— Start —

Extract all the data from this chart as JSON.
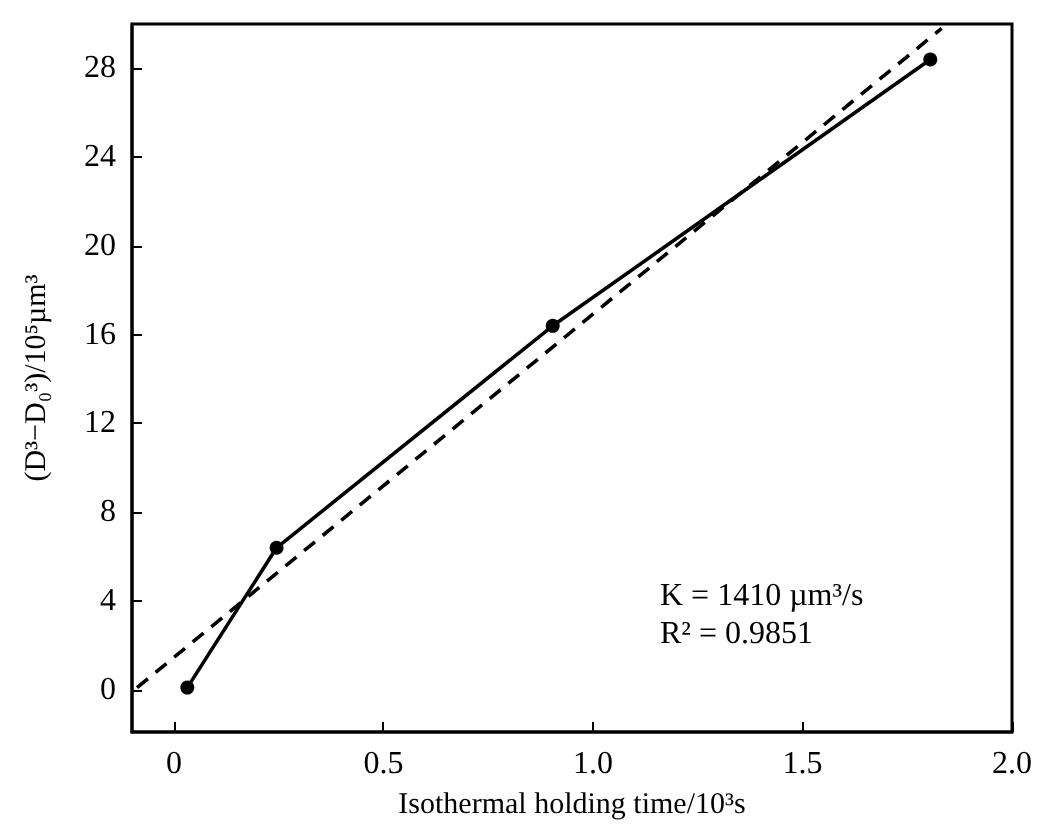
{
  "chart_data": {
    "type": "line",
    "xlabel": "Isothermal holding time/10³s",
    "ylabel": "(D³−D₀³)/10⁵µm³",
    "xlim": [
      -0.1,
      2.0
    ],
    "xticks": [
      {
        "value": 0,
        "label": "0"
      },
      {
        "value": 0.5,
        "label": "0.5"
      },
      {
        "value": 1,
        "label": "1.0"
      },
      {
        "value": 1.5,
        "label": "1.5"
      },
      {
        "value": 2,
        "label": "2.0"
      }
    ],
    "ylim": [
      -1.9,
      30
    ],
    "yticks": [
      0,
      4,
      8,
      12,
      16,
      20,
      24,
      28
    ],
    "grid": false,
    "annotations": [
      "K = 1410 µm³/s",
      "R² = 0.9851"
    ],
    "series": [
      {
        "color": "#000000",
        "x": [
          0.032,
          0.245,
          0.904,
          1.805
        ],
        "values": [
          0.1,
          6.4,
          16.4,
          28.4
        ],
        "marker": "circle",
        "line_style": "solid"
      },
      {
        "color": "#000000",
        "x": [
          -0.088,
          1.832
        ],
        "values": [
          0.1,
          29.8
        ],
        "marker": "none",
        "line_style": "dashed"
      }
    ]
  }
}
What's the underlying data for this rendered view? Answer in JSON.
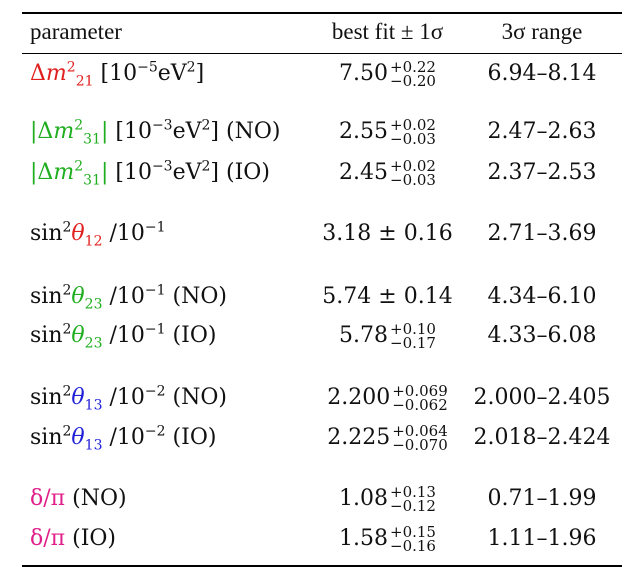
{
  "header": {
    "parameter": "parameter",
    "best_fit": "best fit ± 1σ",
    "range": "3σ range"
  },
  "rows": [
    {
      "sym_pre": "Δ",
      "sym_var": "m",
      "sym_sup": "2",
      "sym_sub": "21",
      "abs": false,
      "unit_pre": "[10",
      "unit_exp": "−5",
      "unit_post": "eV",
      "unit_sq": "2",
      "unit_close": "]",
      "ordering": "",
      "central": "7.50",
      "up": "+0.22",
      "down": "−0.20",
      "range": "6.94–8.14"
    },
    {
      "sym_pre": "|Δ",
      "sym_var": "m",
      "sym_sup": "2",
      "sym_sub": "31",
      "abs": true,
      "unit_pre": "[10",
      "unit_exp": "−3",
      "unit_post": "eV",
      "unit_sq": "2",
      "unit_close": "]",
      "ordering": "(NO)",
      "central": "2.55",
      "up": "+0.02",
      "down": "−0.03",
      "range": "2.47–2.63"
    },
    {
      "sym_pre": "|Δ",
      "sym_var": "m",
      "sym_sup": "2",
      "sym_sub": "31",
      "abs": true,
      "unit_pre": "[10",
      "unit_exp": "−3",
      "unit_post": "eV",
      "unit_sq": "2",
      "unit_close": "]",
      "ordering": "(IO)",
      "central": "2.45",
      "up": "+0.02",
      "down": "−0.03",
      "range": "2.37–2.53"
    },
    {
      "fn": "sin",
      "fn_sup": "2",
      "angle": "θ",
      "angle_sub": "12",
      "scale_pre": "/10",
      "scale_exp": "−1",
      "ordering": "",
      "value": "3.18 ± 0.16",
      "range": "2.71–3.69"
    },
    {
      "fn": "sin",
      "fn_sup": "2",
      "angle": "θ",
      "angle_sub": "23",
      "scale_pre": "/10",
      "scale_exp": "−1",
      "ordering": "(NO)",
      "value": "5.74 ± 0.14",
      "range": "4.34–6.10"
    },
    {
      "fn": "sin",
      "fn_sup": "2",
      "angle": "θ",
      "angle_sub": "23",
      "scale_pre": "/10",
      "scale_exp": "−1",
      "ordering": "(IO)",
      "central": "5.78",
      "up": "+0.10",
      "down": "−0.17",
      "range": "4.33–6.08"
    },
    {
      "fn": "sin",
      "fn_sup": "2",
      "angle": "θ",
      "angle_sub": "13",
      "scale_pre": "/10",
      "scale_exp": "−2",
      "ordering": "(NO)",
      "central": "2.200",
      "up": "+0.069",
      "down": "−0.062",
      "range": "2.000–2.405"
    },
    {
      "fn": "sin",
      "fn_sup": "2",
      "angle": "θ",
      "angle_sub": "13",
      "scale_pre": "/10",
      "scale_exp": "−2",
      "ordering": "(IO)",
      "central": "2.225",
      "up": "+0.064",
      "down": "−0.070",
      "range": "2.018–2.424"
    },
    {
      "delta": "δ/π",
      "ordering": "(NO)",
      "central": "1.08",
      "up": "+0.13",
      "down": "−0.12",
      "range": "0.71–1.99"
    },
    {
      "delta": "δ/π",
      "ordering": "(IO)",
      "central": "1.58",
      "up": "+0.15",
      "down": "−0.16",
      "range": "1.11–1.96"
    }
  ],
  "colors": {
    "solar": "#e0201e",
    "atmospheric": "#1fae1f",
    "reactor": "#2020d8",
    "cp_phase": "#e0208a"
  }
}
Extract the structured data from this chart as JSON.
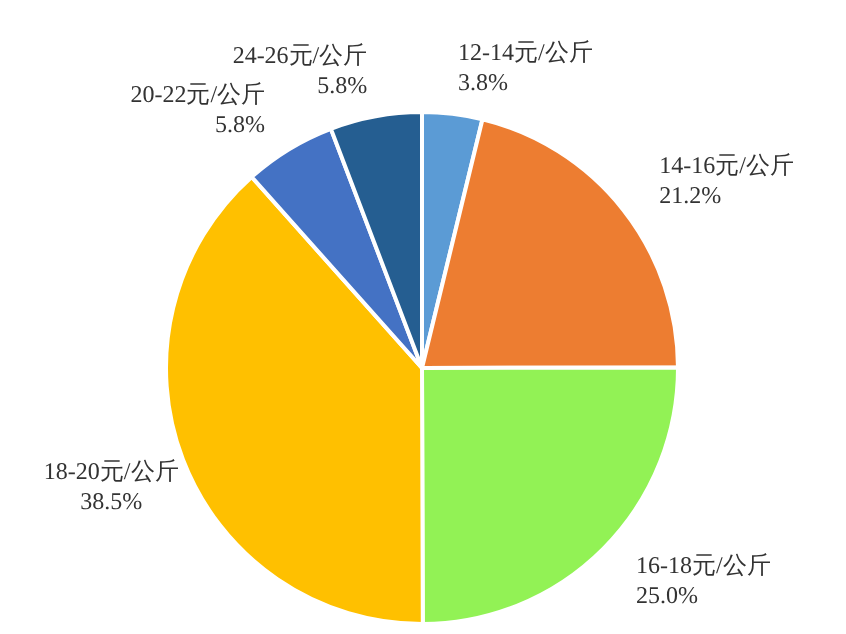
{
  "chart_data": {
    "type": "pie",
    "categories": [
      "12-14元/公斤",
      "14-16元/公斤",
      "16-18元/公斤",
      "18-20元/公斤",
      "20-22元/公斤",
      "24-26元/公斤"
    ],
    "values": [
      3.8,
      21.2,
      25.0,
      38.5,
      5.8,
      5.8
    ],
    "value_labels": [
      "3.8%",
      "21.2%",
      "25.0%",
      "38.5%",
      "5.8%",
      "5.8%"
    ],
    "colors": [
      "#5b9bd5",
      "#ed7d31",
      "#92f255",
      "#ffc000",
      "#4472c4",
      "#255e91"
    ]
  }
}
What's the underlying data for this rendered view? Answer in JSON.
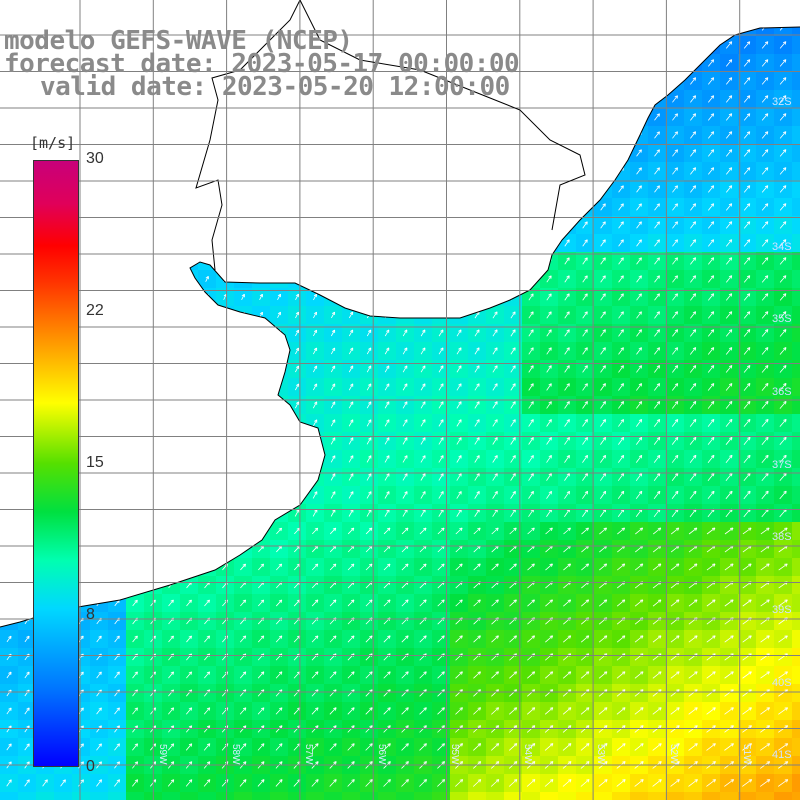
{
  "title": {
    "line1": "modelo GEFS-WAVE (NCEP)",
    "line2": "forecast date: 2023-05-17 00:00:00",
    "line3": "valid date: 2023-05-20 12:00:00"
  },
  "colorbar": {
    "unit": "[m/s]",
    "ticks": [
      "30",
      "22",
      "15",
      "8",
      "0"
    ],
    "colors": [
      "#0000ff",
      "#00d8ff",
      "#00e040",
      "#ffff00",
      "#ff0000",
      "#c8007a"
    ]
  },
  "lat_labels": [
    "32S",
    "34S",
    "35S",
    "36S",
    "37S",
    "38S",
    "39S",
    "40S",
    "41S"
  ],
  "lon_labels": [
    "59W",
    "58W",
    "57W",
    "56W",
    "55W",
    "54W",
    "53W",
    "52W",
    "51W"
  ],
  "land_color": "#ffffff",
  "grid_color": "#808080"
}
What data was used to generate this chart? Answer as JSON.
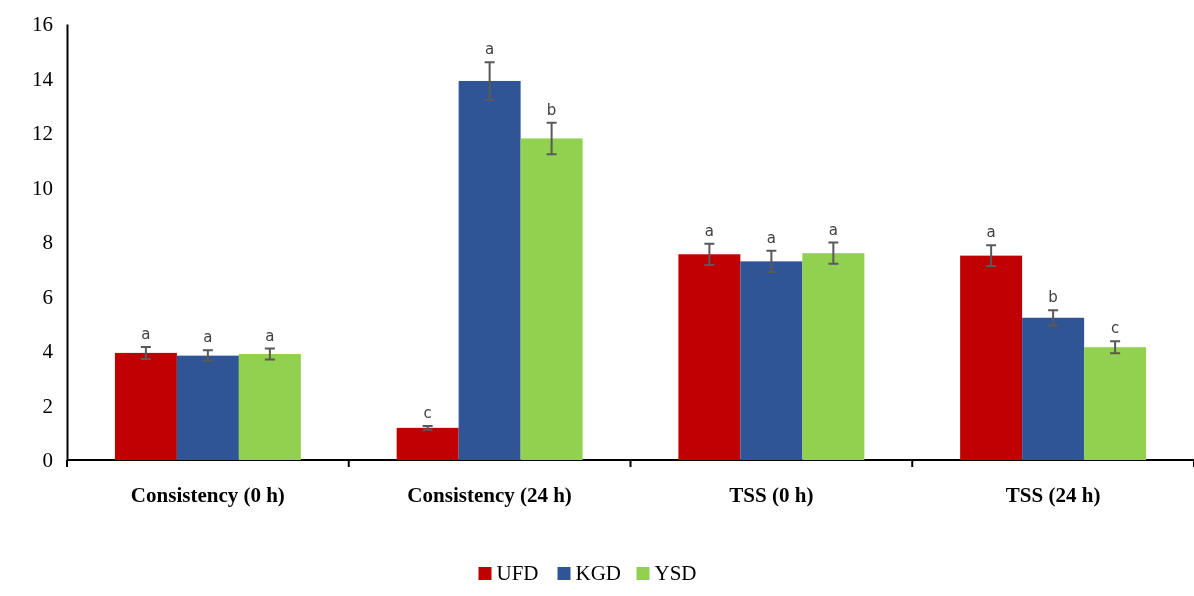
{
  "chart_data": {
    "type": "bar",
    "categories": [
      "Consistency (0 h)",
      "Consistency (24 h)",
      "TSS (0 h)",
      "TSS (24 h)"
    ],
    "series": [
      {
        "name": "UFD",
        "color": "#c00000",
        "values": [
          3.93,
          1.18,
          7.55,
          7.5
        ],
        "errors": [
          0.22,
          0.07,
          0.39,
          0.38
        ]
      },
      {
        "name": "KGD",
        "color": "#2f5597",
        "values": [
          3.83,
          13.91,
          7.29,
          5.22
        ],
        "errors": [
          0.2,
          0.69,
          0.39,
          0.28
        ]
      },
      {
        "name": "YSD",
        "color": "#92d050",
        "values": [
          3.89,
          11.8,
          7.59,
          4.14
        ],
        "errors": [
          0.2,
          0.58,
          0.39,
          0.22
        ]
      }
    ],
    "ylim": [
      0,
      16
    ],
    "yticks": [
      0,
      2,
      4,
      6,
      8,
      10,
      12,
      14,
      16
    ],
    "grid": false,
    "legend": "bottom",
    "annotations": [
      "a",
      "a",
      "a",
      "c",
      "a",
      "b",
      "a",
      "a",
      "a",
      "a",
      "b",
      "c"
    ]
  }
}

— End —

■ WHAT TO DO ■
Without the pictures, restate all of the entries above verbatim.

■ RESPONSE ■
Extract all the data from this chart as JSON.
{
  "chart_data": {
    "type": "line",
    "xlabel": "Isothermal holding time/10³s",
    "ylabel": "(D³−D₀³)/10⁵µm³",
    "xlim": [
      -0.1,
      2.0
    ],
    "xticks": [
      {
        "value": 0,
        "label": "0"
      },
      {
        "value": 0.5,
        "label": "0.5"
      },
      {
        "value": 1,
        "label": "1.0"
      },
      {
        "value": 1.5,
        "label": "1.5"
      },
      {
        "value": 2,
        "label": "2.0"
      }
    ],
    "ylim": [
      -1.9,
      30
    ],
    "yticks": [
      0,
      4,
      8,
      12,
      16,
      20,
      24,
      28
    ],
    "grid": false,
    "annotations": [
      "K = 1410 µm³/s",
      "R² = 0.9851"
    ],
    "series": [
      {
        "color": "#000000",
        "x": [
          0.032,
          0.245,
          0.904,
          1.805
        ],
        "values": [
          0.1,
          6.4,
          16.4,
          28.4
        ],
        "marker": "circle",
        "line_style": "solid"
      },
      {
        "color": "#000000",
        "x": [
          -0.088,
          1.832
        ],
        "values": [
          0.1,
          29.8
        ],
        "marker": "none",
        "line_style": "dashed"
      }
    ]
  }
}
What's the underlying data for this rendered view? Answer in JSON.
{
  "header": {
    "parameter": "parameter",
    "best_fit": "best fit ± 1σ",
    "range": "3σ range"
  },
  "rows": [
    {
      "sym_pre": "Δ",
      "sym_var": "m",
      "sym_sup": "2",
      "sym_sub": "21",
      "abs": false,
      "unit_pre": "[10",
      "unit_exp": "−5",
      "unit_post": "eV",
      "unit_sq": "2",
      "unit_close": "]",
      "ordering": "",
      "central": "7.50",
      "up": "+0.22",
      "down": "−0.20",
      "range": "6.94–8.14"
    },
    {
      "sym_pre": "|Δ",
      "sym_var": "m",
      "sym_sup": "2",
      "sym_sub": "31",
      "abs": true,
      "unit_pre": "[10",
      "unit_exp": "−3",
      "unit_post": "eV",
      "unit_sq": "2",
      "unit_close": "]",
      "ordering": "(NO)",
      "central": "2.55",
      "up": "+0.02",
      "down": "−0.03",
      "range": "2.47–2.63"
    },
    {
      "sym_pre": "|Δ",
      "sym_var": "m",
      "sym_sup": "2",
      "sym_sub": "31",
      "abs": true,
      "unit_pre": "[10",
      "unit_exp": "−3",
      "unit_post": "eV",
      "unit_sq": "2",
      "unit_close": "]",
      "ordering": "(IO)",
      "central": "2.45",
      "up": "+0.02",
      "down": "−0.03",
      "range": "2.37–2.53"
    },
    {
      "fn": "sin",
      "fn_sup": "2",
      "angle": "θ",
      "angle_sub": "12",
      "scale_pre": "/10",
      "scale_exp": "−1",
      "ordering": "",
      "value": "3.18 ± 0.16",
      "range": "2.71–3.69"
    },
    {
      "fn": "sin",
      "fn_sup": "2",
      "angle": "θ",
      "angle_sub": "23",
      "scale_pre": "/10",
      "scale_exp": "−1",
      "ordering": "(NO)",
      "value": "5.74 ± 0.14",
      "range": "4.34–6.10"
    },
    {
      "fn": "sin",
      "fn_sup": "2",
      "angle": "θ",
      "angle_sub": "23",
      "scale_pre": "/10",
      "scale_exp": "−1",
      "ordering": "(IO)",
      "central": "5.78",
      "up": "+0.10",
      "down": "−0.17",
      "range": "4.33–6.08"
    },
    {
      "fn": "sin",
      "fn_sup": "2",
      "angle": "θ",
      "angle_sub": "13",
      "scale_pre": "/10",
      "scale_exp": "−2",
      "ordering": "(NO)",
      "central": "2.200",
      "up": "+0.069",
      "down": "−0.062",
      "range": "2.000–2.405"
    },
    {
      "fn": "sin",
      "fn_sup": "2",
      "angle": "θ",
      "angle_sub": "13",
      "scale_pre": "/10",
      "scale_exp": "−2",
      "ordering": "(IO)",
      "central": "2.225",
      "up": "+0.064",
      "down": "−0.070",
      "range": "2.018–2.424"
    },
    {
      "delta": "δ/π",
      "ordering": "(NO)",
      "central": "1.08",
      "up": "+0.13",
      "down": "−0.12",
      "range": "0.71–1.99"
    },
    {
      "delta": "δ/π",
      "ordering": "(IO)",
      "central": "1.58",
      "up": "+0.15",
      "down": "−0.16",
      "range": "1.11–1.96"
    }
  ],
  "colors": {
    "solar": "#e0201e",
    "atmospheric": "#1fae1f",
    "reactor": "#2020d8",
    "cp_phase": "#e0208a"
  }
}
Extract the structured data from this chart as JSON.
{
  "chart_data": {
    "type": "pie",
    "categories": [
      "12-14元/公斤",
      "14-16元/公斤",
      "16-18元/公斤",
      "18-20元/公斤",
      "20-22元/公斤",
      "24-26元/公斤"
    ],
    "values": [
      3.8,
      21.2,
      25.0,
      38.5,
      5.8,
      5.8
    ],
    "value_labels": [
      "3.8%",
      "21.2%",
      "25.0%",
      "38.5%",
      "5.8%",
      "5.8%"
    ],
    "colors": [
      "#5b9bd5",
      "#ed7d31",
      "#92f255",
      "#ffc000",
      "#4472c4",
      "#255e91"
    ]
  }
}
What's the underlying data for this rendered view? Answer in JSON.
{
  "title": {
    "line1": "modelo GEFS-WAVE (NCEP)",
    "line2": "forecast date: 2023-05-17 00:00:00",
    "line3": "valid date: 2023-05-20 12:00:00"
  },
  "colorbar": {
    "unit": "[m/s]",
    "ticks": [
      "30",
      "22",
      "15",
      "8",
      "0"
    ],
    "colors": [
      "#0000ff",
      "#00d8ff",
      "#00e040",
      "#ffff00",
      "#ff0000",
      "#c8007a"
    ]
  },
  "lat_labels": [
    "32S",
    "34S",
    "35S",
    "36S",
    "37S",
    "38S",
    "39S",
    "40S",
    "41S"
  ],
  "lon_labels": [
    "59W",
    "58W",
    "57W",
    "56W",
    "55W",
    "54W",
    "53W",
    "52W",
    "51W"
  ],
  "land_color": "#ffffff",
  "grid_color": "#808080"
}
What data was used to generate this chart? Answer as JSON.
{
  "chart_data": {
    "type": "bar",
    "categories": [
      "Consistency (0 h)",
      "Consistency (24 h)",
      "TSS (0 h)",
      "TSS (24 h)"
    ],
    "series": [
      {
        "name": "UFD",
        "color": "#c00000",
        "values": [
          3.93,
          1.18,
          7.55,
          7.5
        ],
        "errors": [
          0.22,
          0.07,
          0.39,
          0.38
        ]
      },
      {
        "name": "KGD",
        "color": "#2f5597",
        "values": [
          3.83,
          13.91,
          7.29,
          5.22
        ],
        "errors": [
          0.2,
          0.69,
          0.39,
          0.28
        ]
      },
      {
        "name": "YSD",
        "color": "#92d050",
        "values": [
          3.89,
          11.8,
          7.59,
          4.14
        ],
        "errors": [
          0.2,
          0.58,
          0.39,
          0.22
        ]
      }
    ],
    "ylim": [
      0,
      16
    ],
    "yticks": [
      0,
      2,
      4,
      6,
      8,
      10,
      12,
      14,
      16
    ],
    "grid": false,
    "legend": "bottom",
    "annotations": [
      "a",
      "a",
      "a",
      "c",
      "a",
      "b",
      "a",
      "a",
      "a",
      "a",
      "b",
      "c"
    ]
  }
}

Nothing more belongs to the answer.